— RECORDS FOR THE TASK —
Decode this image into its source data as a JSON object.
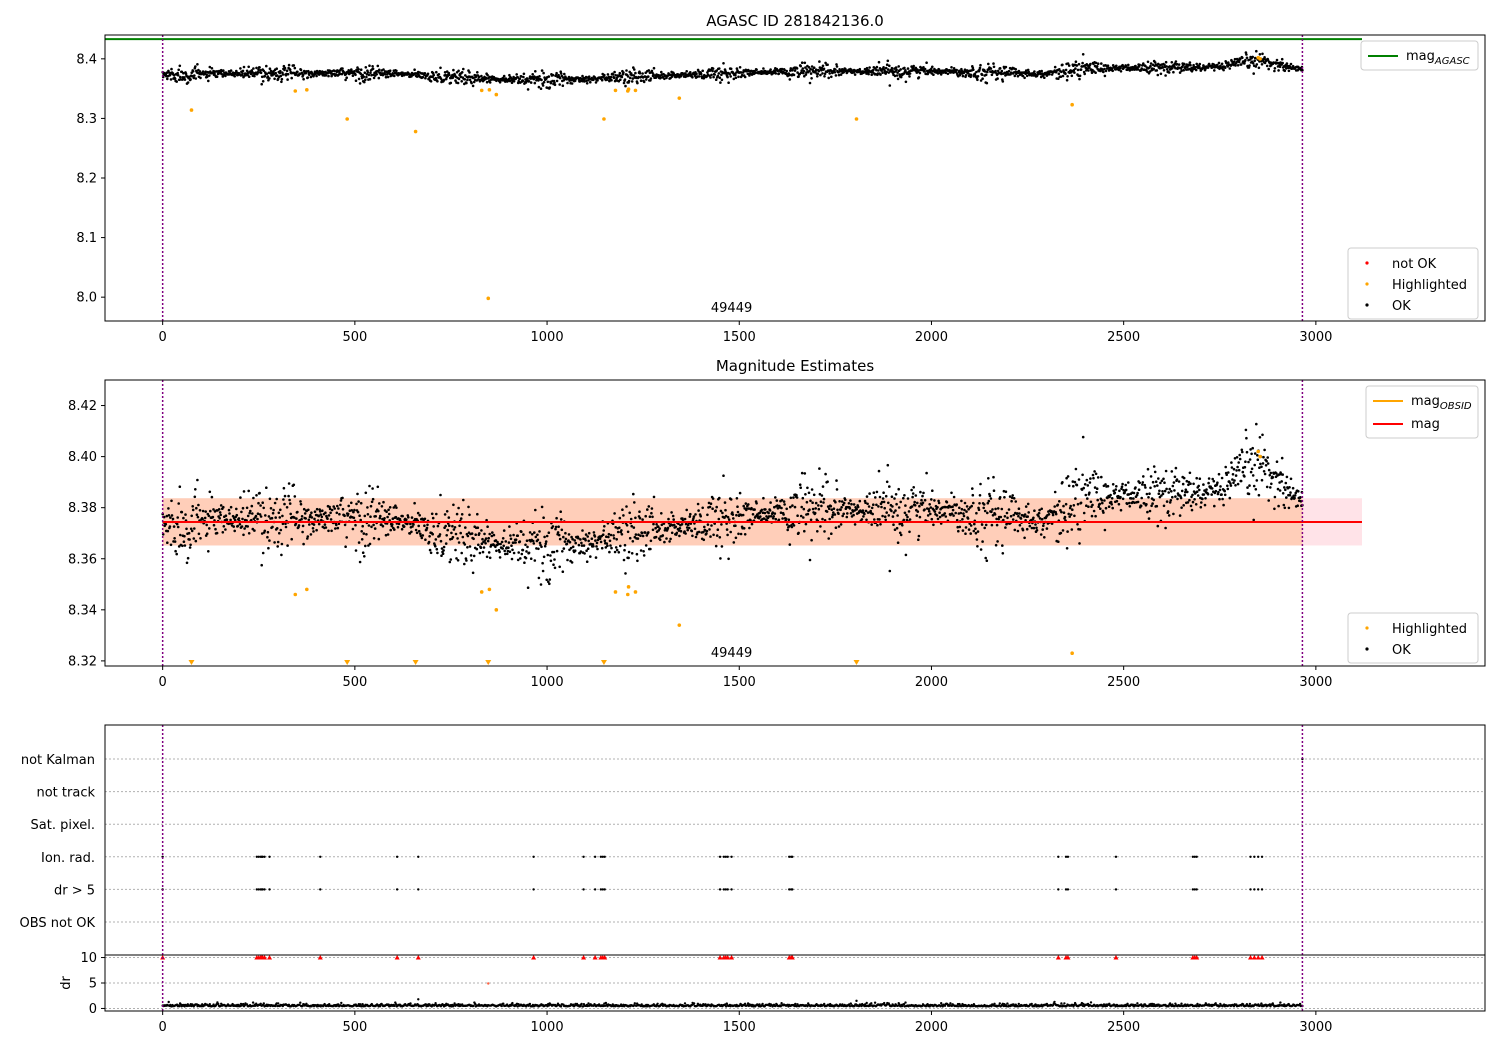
{
  "chart_data": [
    {
      "type": "scatter",
      "title": "AGASC ID 281842136.0",
      "xlim": [
        -150,
        3440
      ],
      "ylim": [
        7.96,
        8.44
      ],
      "x_ticks": [
        0,
        500,
        1000,
        1500,
        2000,
        2500,
        3000
      ],
      "y_ticks": [
        8.0,
        8.1,
        8.2,
        8.3,
        8.4
      ],
      "y_tick_labels": [
        "8.0",
        "8.1",
        "8.2",
        "8.3",
        "8.4"
      ],
      "obsid_label": "49449",
      "obsid_label_x": 1480,
      "obs_boundaries": [
        0,
        2965
      ],
      "agasc_mag": 8.433,
      "agasc_line_x": [
        -150,
        3120
      ],
      "ok_points": {
        "x_range": [
          0,
          2965
        ],
        "n": 2200,
        "trend": [
          [
            0,
            8.373
          ],
          [
            250,
            8.376
          ],
          [
            600,
            8.375
          ],
          [
            800,
            8.368
          ],
          [
            1000,
            8.364
          ],
          [
            1300,
            8.372
          ],
          [
            1600,
            8.378
          ],
          [
            2000,
            8.38
          ],
          [
            2300,
            8.375
          ],
          [
            2400,
            8.384
          ],
          [
            2750,
            8.386
          ],
          [
            2850,
            8.398
          ],
          [
            2965,
            8.382
          ]
        ],
        "scatter": 0.006
      },
      "highlighted_points": [
        [
          75,
          8.314
        ],
        [
          345,
          8.346
        ],
        [
          375,
          8.348
        ],
        [
          480,
          8.299
        ],
        [
          658,
          8.278
        ],
        [
          830,
          8.347
        ],
        [
          847,
          7.998
        ],
        [
          850,
          8.348
        ],
        [
          868,
          8.34
        ],
        [
          1148,
          8.299
        ],
        [
          1178,
          8.347
        ],
        [
          1210,
          8.346
        ],
        [
          1212,
          8.349
        ],
        [
          1230,
          8.347
        ],
        [
          1344,
          8.334
        ],
        [
          1805,
          8.299
        ],
        [
          2366,
          8.323
        ],
        [
          2850,
          8.402
        ],
        [
          2855,
          8.4
        ]
      ],
      "legends": [
        {
          "position": "upper right",
          "entries": [
            {
              "label": "mag",
              "subscript": "AGASC",
              "color": "#008000",
              "kind": "line"
            }
          ]
        },
        {
          "position": "lower right",
          "entries": [
            {
              "label": "not OK",
              "color": "#ff0000",
              "kind": "marker"
            },
            {
              "label": "Highlighted",
              "color": "#ffa500",
              "kind": "marker"
            },
            {
              "label": "OK",
              "color": "#000000",
              "kind": "marker"
            }
          ]
        }
      ]
    },
    {
      "type": "scatter",
      "title": "Magnitude Estimates",
      "xlim": [
        -150,
        3440
      ],
      "ylim": [
        8.318,
        8.43
      ],
      "x_ticks": [
        0,
        500,
        1000,
        1500,
        2000,
        2500,
        3000
      ],
      "y_ticks": [
        8.32,
        8.34,
        8.36,
        8.38,
        8.4,
        8.42
      ],
      "y_tick_labels": [
        "8.32",
        "8.34",
        "8.36",
        "8.38",
        "8.40",
        "8.42"
      ],
      "obsid_label": "49449",
      "obsid_label_x": 1480,
      "obs_boundaries": [
        0,
        2965
      ],
      "mean_mag": 8.3744,
      "mag_band": [
        8.3652,
        8.3837
      ],
      "obsid_band_x": [
        0,
        2965
      ],
      "overall_band_x": [
        0,
        3120
      ],
      "ok_points": {
        "x_range": [
          0,
          2965
        ],
        "n": 2200,
        "trend": [
          [
            0,
            8.373
          ],
          [
            250,
            8.376
          ],
          [
            600,
            8.375
          ],
          [
            800,
            8.368
          ],
          [
            1000,
            8.364
          ],
          [
            1300,
            8.372
          ],
          [
            1600,
            8.378
          ],
          [
            2000,
            8.38
          ],
          [
            2300,
            8.375
          ],
          [
            2400,
            8.384
          ],
          [
            2750,
            8.386
          ],
          [
            2850,
            8.398
          ],
          [
            2965,
            8.382
          ]
        ],
        "scatter": 0.006
      },
      "highlighted_points": [
        [
          345,
          8.346
        ],
        [
          375,
          8.348
        ],
        [
          830,
          8.347
        ],
        [
          850,
          8.348
        ],
        [
          868,
          8.34
        ],
        [
          1178,
          8.347
        ],
        [
          1210,
          8.346
        ],
        [
          1212,
          8.349
        ],
        [
          1230,
          8.347
        ],
        [
          1344,
          8.334
        ],
        [
          2366,
          8.323
        ],
        [
          2850,
          8.402
        ],
        [
          2855,
          8.4
        ]
      ],
      "out_of_range_markers_x": [
        75,
        480,
        658,
        847,
        1148,
        1805
      ],
      "legends": [
        {
          "position": "upper right",
          "entries": [
            {
              "label": "mag",
              "subscript": "OBSID",
              "color": "#ffa500",
              "kind": "line"
            },
            {
              "label": "mag",
              "subscript": "",
              "color": "#ff0000",
              "kind": "line"
            }
          ]
        },
        {
          "position": "lower right",
          "entries": [
            {
              "label": "Highlighted",
              "color": "#ffa500",
              "kind": "marker"
            },
            {
              "label": "OK",
              "color": "#000000",
              "kind": "marker"
            }
          ]
        }
      ]
    },
    {
      "type": "scatter",
      "title": "",
      "xlim": [
        -150,
        3440
      ],
      "categories": [
        "not Kalman",
        "not track",
        "Sat. pixel.",
        "Ion. rad.",
        "dr > 5",
        "OBS not OK"
      ],
      "flag_times_x": [
        0,
        245,
        250,
        255,
        258,
        260,
        265,
        278,
        410,
        610,
        665,
        965,
        1095,
        1125,
        1140,
        1145,
        1150,
        1450,
        1460,
        1465,
        1470,
        1480,
        1630,
        1635,
        1638,
        2330,
        2350,
        2355,
        2480,
        2680,
        2685,
        2690,
        2830,
        2840,
        2850,
        2860
      ],
      "obs_boundaries": [
        0,
        2965
      ],
      "dr": {
        "ylim": [
          -0.5,
          10.5
        ],
        "y_ticks": [
          0,
          5,
          10
        ],
        "y_tick_labels": [
          "0",
          "5",
          "10"
        ],
        "ylabel": "dr",
        "points": {
          "x_range": [
            0,
            2965
          ],
          "n": 1500,
          "level": 0.4,
          "scatter": 0.25
        },
        "outliers": [
          [
            665,
            1.8
          ],
          [
            847,
            4.9
          ],
          [
            1805,
            1.5
          ]
        ],
        "capped_marker_value": 10,
        "x_ticks": [
          0,
          500,
          1000,
          1500,
          2000,
          2500,
          3000
        ]
      }
    }
  ]
}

— GOAL —
All entries are to be retyped exactly. Omit any embedded images.

— EXERCISE RESULT —
Decode this image into its source data as a JSON object.
{
  "chart_data": [
    {
      "type": "scatter",
      "title": "AGASC ID 281842136.0",
      "xlim": [
        -150,
        3440
      ],
      "ylim": [
        7.96,
        8.44
      ],
      "x_ticks": [
        0,
        500,
        1000,
        1500,
        2000,
        2500,
        3000
      ],
      "y_ticks": [
        8.0,
        8.1,
        8.2,
        8.3,
        8.4
      ],
      "y_tick_labels": [
        "8.0",
        "8.1",
        "8.2",
        "8.3",
        "8.4"
      ],
      "obsid_label": "49449",
      "obsid_label_x": 1480,
      "obs_boundaries": [
        0,
        2965
      ],
      "agasc_mag": 8.433,
      "agasc_line_x": [
        -150,
        3120
      ],
      "ok_points": {
        "x_range": [
          0,
          2965
        ],
        "n": 2200,
        "trend": [
          [
            0,
            8.373
          ],
          [
            250,
            8.376
          ],
          [
            600,
            8.375
          ],
          [
            800,
            8.368
          ],
          [
            1000,
            8.364
          ],
          [
            1300,
            8.372
          ],
          [
            1600,
            8.378
          ],
          [
            2000,
            8.38
          ],
          [
            2300,
            8.375
          ],
          [
            2400,
            8.384
          ],
          [
            2750,
            8.386
          ],
          [
            2850,
            8.398
          ],
          [
            2965,
            8.382
          ]
        ],
        "scatter": 0.006
      },
      "highlighted_points": [
        [
          75,
          8.314
        ],
        [
          345,
          8.346
        ],
        [
          375,
          8.348
        ],
        [
          480,
          8.299
        ],
        [
          658,
          8.278
        ],
        [
          830,
          8.347
        ],
        [
          847,
          7.998
        ],
        [
          850,
          8.348
        ],
        [
          868,
          8.34
        ],
        [
          1148,
          8.299
        ],
        [
          1178,
          8.347
        ],
        [
          1210,
          8.346
        ],
        [
          1212,
          8.349
        ],
        [
          1230,
          8.347
        ],
        [
          1344,
          8.334
        ],
        [
          1805,
          8.299
        ],
        [
          2366,
          8.323
        ],
        [
          2850,
          8.402
        ],
        [
          2855,
          8.4
        ]
      ],
      "legends": [
        {
          "position": "upper right",
          "entries": [
            {
              "label": "mag",
              "subscript": "AGASC",
              "color": "#008000",
              "kind": "line"
            }
          ]
        },
        {
          "position": "lower right",
          "entries": [
            {
              "label": "not OK",
              "color": "#ff0000",
              "kind": "marker"
            },
            {
              "label": "Highlighted",
              "color": "#ffa500",
              "kind": "marker"
            },
            {
              "label": "OK",
              "color": "#000000",
              "kind": "marker"
            }
          ]
        }
      ]
    },
    {
      "type": "scatter",
      "title": "Magnitude Estimates",
      "xlim": [
        -150,
        3440
      ],
      "ylim": [
        8.318,
        8.43
      ],
      "x_ticks": [
        0,
        500,
        1000,
        1500,
        2000,
        2500,
        3000
      ],
      "y_ticks": [
        8.32,
        8.34,
        8.36,
        8.38,
        8.4,
        8.42
      ],
      "y_tick_labels": [
        "8.32",
        "8.34",
        "8.36",
        "8.38",
        "8.40",
        "8.42"
      ],
      "obsid_label": "49449",
      "obsid_label_x": 1480,
      "obs_boundaries": [
        0,
        2965
      ],
      "mean_mag": 8.3744,
      "mag_band": [
        8.3652,
        8.3837
      ],
      "obsid_band_x": [
        0,
        2965
      ],
      "overall_band_x": [
        0,
        3120
      ],
      "ok_points": {
        "x_range": [
          0,
          2965
        ],
        "n": 2200,
        "trend": [
          [
            0,
            8.373
          ],
          [
            250,
            8.376
          ],
          [
            600,
            8.375
          ],
          [
            800,
            8.368
          ],
          [
            1000,
            8.364
          ],
          [
            1300,
            8.372
          ],
          [
            1600,
            8.378
          ],
          [
            2000,
            8.38
          ],
          [
            2300,
            8.375
          ],
          [
            2400,
            8.384
          ],
          [
            2750,
            8.386
          ],
          [
            2850,
            8.398
          ],
          [
            2965,
            8.382
          ]
        ],
        "scatter": 0.006
      },
      "highlighted_points": [
        [
          345,
          8.346
        ],
        [
          375,
          8.348
        ],
        [
          830,
          8.347
        ],
        [
          850,
          8.348
        ],
        [
          868,
          8.34
        ],
        [
          1178,
          8.347
        ],
        [
          1210,
          8.346
        ],
        [
          1212,
          8.349
        ],
        [
          1230,
          8.347
        ],
        [
          1344,
          8.334
        ],
        [
          2366,
          8.323
        ],
        [
          2850,
          8.402
        ],
        [
          2855,
          8.4
        ]
      ],
      "out_of_range_markers_x": [
        75,
        480,
        658,
        847,
        1148,
        1805
      ],
      "legends": [
        {
          "position": "upper right",
          "entries": [
            {
              "label": "mag",
              "subscript": "OBSID",
              "color": "#ffa500",
              "kind": "line"
            },
            {
              "label": "mag",
              "subscript": "",
              "color": "#ff0000",
              "kind": "line"
            }
          ]
        },
        {
          "position": "lower right",
          "entries": [
            {
              "label": "Highlighted",
              "color": "#ffa500",
              "kind": "marker"
            },
            {
              "label": "OK",
              "color": "#000000",
              "kind": "marker"
            }
          ]
        }
      ]
    },
    {
      "type": "scatter",
      "title": "",
      "xlim": [
        -150,
        3440
      ],
      "categories": [
        "not Kalman",
        "not track",
        "Sat. pixel.",
        "Ion. rad.",
        "dr > 5",
        "OBS not OK"
      ],
      "flag_times_x": [
        0,
        245,
        250,
        255,
        258,
        260,
        265,
        278,
        410,
        610,
        665,
        965,
        1095,
        1125,
        1140,
        1145,
        1150,
        1450,
        1460,
        1465,
        1470,
        1480,
        1630,
        1635,
        1638,
        2330,
        2350,
        2355,
        2480,
        2680,
        2685,
        2690,
        2830,
        2840,
        2850,
        2860
      ],
      "obs_boundaries": [
        0,
        2965
      ],
      "dr": {
        "ylim": [
          -0.5,
          10.5
        ],
        "y_ticks": [
          0,
          5,
          10
        ],
        "y_tick_labels": [
          "0",
          "5",
          "10"
        ],
        "ylabel": "dr",
        "points": {
          "x_range": [
            0,
            2965
          ],
          "n": 1500,
          "level": 0.4,
          "scatter": 0.25
        },
        "outliers": [
          [
            665,
            1.8
          ],
          [
            847,
            4.9
          ],
          [
            1805,
            1.5
          ]
        ],
        "capped_marker_value": 10,
        "x_ticks": [
          0,
          500,
          1000,
          1500,
          2000,
          2500,
          3000
        ]
      }
    }
  ]
}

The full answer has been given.